## GIVEN REQUEST
Print the entries verbatim, leaving out the images they contain.

## SOURCE DATA
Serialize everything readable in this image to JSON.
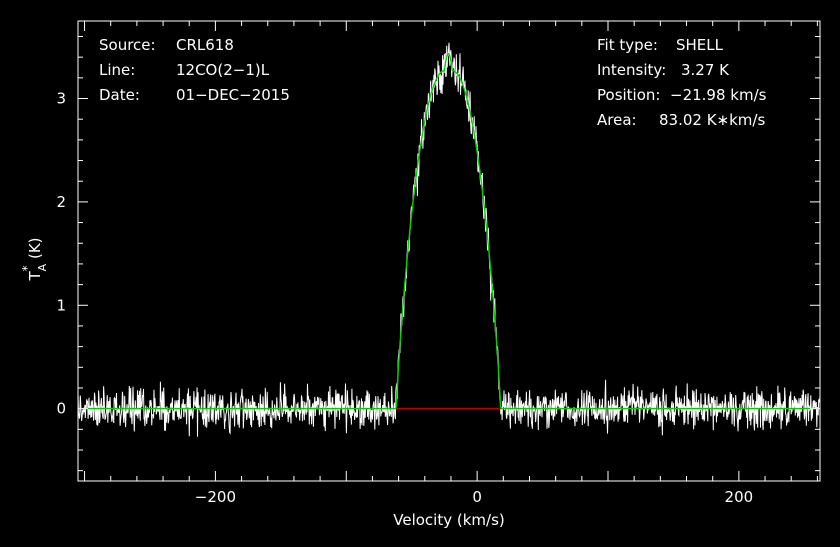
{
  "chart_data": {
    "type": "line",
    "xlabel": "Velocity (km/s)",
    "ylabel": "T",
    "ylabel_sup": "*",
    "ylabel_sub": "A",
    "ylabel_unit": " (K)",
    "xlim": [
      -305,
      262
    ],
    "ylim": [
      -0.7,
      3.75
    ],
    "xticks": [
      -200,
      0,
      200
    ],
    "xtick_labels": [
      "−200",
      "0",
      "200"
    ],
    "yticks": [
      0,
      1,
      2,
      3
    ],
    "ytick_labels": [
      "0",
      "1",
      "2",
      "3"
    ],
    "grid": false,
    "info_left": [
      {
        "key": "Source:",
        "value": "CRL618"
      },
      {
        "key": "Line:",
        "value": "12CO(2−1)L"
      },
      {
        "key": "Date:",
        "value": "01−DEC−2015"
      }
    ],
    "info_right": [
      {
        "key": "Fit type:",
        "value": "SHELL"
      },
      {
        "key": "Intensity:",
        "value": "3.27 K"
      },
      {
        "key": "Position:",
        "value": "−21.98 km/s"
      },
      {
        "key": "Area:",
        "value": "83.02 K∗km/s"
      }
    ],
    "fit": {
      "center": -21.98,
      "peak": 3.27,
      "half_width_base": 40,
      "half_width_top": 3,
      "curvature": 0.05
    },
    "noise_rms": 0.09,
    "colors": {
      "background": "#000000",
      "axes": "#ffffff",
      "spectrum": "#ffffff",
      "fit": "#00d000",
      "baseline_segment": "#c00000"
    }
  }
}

## EXPECTED ANSWER
Serialize everything readable in this image to JSON.
{
  "chart_data": {
    "type": "line",
    "xlabel": "Velocity (km/s)",
    "ylabel": "T",
    "ylabel_sup": "*",
    "ylabel_sub": "A",
    "ylabel_unit": " (K)",
    "xlim": [
      -305,
      262
    ],
    "ylim": [
      -0.7,
      3.75
    ],
    "xticks": [
      -200,
      0,
      200
    ],
    "xtick_labels": [
      "−200",
      "0",
      "200"
    ],
    "yticks": [
      0,
      1,
      2,
      3
    ],
    "ytick_labels": [
      "0",
      "1",
      "2",
      "3"
    ],
    "grid": false,
    "info_left": [
      {
        "key": "Source:",
        "value": "CRL618"
      },
      {
        "key": "Line:",
        "value": "12CO(2−1)L"
      },
      {
        "key": "Date:",
        "value": "01−DEC−2015"
      }
    ],
    "info_right": [
      {
        "key": "Fit type:",
        "value": "SHELL"
      },
      {
        "key": "Intensity:",
        "value": "3.27 K"
      },
      {
        "key": "Position:",
        "value": "−21.98 km/s"
      },
      {
        "key": "Area:",
        "value": "83.02 K∗km/s"
      }
    ],
    "fit": {
      "center": -21.98,
      "peak": 3.27,
      "half_width_base": 40,
      "half_width_top": 3,
      "curvature": 0.05
    },
    "noise_rms": 0.09,
    "colors": {
      "background": "#000000",
      "axes": "#ffffff",
      "spectrum": "#ffffff",
      "fit": "#00d000",
      "baseline_segment": "#c00000"
    }
  }
}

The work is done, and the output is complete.